• _Consigne_
Prolongez le texte sur la répression au Chiapas en reprenant juste après sa dernière phrase.

Le Chiapas connaît une augmentation des violations des droits humains, des expulsions et des crimes contre l’humanité, comme la récente expulsion des membres des bases zapatistes de l’EZLN dans le village de Jotolá, et maintenant la répression contre les peuples du FNLS.

La violence institutionnelle persiste contre les communautés organisées dans l’État du Chiapas et contre la population en général, les travailleurs subissent la violence répressive, à laquelle s’ajoutent les contradictions entre les groupes locaux au pouvoir dans l’État et les ambitions de pouvoir du groupe représenté par le gouverneur Ramírez Aguilar.

La violence du gouvernement de Ramírez Aguilar au Chiapas s’intensifie contre le peuple, où les exécutions extrajudiciaires, les disparitions forcées et les incursions policières font partie de la vie quotidienne, sans que cela ne soit relayé par les grands médias ni ne fasse l’actualité.

Davantage de ressources pour les forces de police, de plus grandes garanties d’impunité, une meilleure protection de la loi, des mécanismes de contrôle social plus importants, à tel point que la Commission de sécurité de la Chambre des députés a annoncé qu’elle approuverait la réforme proposée par le Congrès du Chiapas afin que les forces de police des États puissent porter et utiliser des armes réservées à l’armée.

Cette mesure, déjà mise en œuvre et utilisée dans le passé contre nos peuples organisés, est aujourd’hui en passe d’être légalisée dans le cadre de l’initiative élaborée par la présidente de cette commission, Jessica Saiden Quiroz, du parti MORENA.

À cette répression s’ajoute une campagne de criminalisation qui vise à diluer les motivations politiques de nos manifestations, à minimiser le caractère répressif des forces de police et à justifier davantage d’emprisonnements injustes, d’expulsions, d’assassinats politiques, d’exécutions extrajudiciaires et de disparitions forcées.

Le discours médiatique des groupes au service des entrepreneurs propage les mensonges du gouvernement de l’État depuis leurs plateformes d’information, les agresseurs sont présentés comme des victimes, alors que ce sont les policiers qui sont venus agresser les femmes, les enfants et les personnes âgées qui manifestaient.

Le gouverneur qualifie ceux qui protestent contre son mandat répressif d’extorqueurs, conformément à la politique de sécurité visant à justifier les crimes contre l’humanité et à réaliser le rêve des précédentes administrations du Chiapas : expulser les peuples qui, par leurs efforts, donnent vie à des communautés organisées, indépendantes et conscientes, qui protestent contre les injustices que nous, Mexicains, subissons quotidiennement.

• _Données ci-dessous_
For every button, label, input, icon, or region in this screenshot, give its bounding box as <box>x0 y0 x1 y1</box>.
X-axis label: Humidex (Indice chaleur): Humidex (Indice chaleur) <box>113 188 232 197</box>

• _Votre réponse_
Le parquet général de l’État du Chiapas cherche à nouveau à ouvrir des dossiers d’enquête afin de contenir la protestation et le mécontentement populaire, procédant à des arrestations pour le simple fait d’appartenir au FNLS, d’avoir dénoncé la violence des institutions et d’avoir construit de nouvelles formes d’organisation.

Lorsque le peuple organisé exige la justice, maintient dans la mémoire active les victimes de la violence de l’État, exige la présentation vivante des détenus disparus et le jugement et la punition des responsables matériels et intellectuels, la présence policière fait étalage de sa violence pour faire taire.

La défense de la terre n’est pas un crime, c’est un combat quotidien, un droit de vivre, de semer, d’exister, sans les chaînes des grands monopoles ; un droit des peuples, qui s’organisent face à la voracité des grandes entreprises et de leurs fonctionnaires dans les institutions gouvernementales.

C’est pourquoi il est nécessaire de continuer à dénoncer les actes répressifs, de rendre visibles les violations des droits humains et d’apporter notre solidarité à ceux qui exercent leur droit à une vie juste et digne, loin des mains criminelles des groupes politiques et économiques puissants de notre pays.

Nous tenons le gouvernement de l’État d’Eduardo Ramírez Aguilar et la présidente municipale, Manuela Angélica Méndez Cruz, responsables de l’intégrité physique et psychologique de nos camarades et frères du Chiapas.

Se taire ne profite qu’à ceux qui violent le peuple, répéter les mensonges du gouvernement criminalise et justifie davantage de violations et de crimes, nier le droit du peuple à protester et à manifester revient à porter atteinte aux efforts visant à construire une vie hors de la domination des grands monopoles.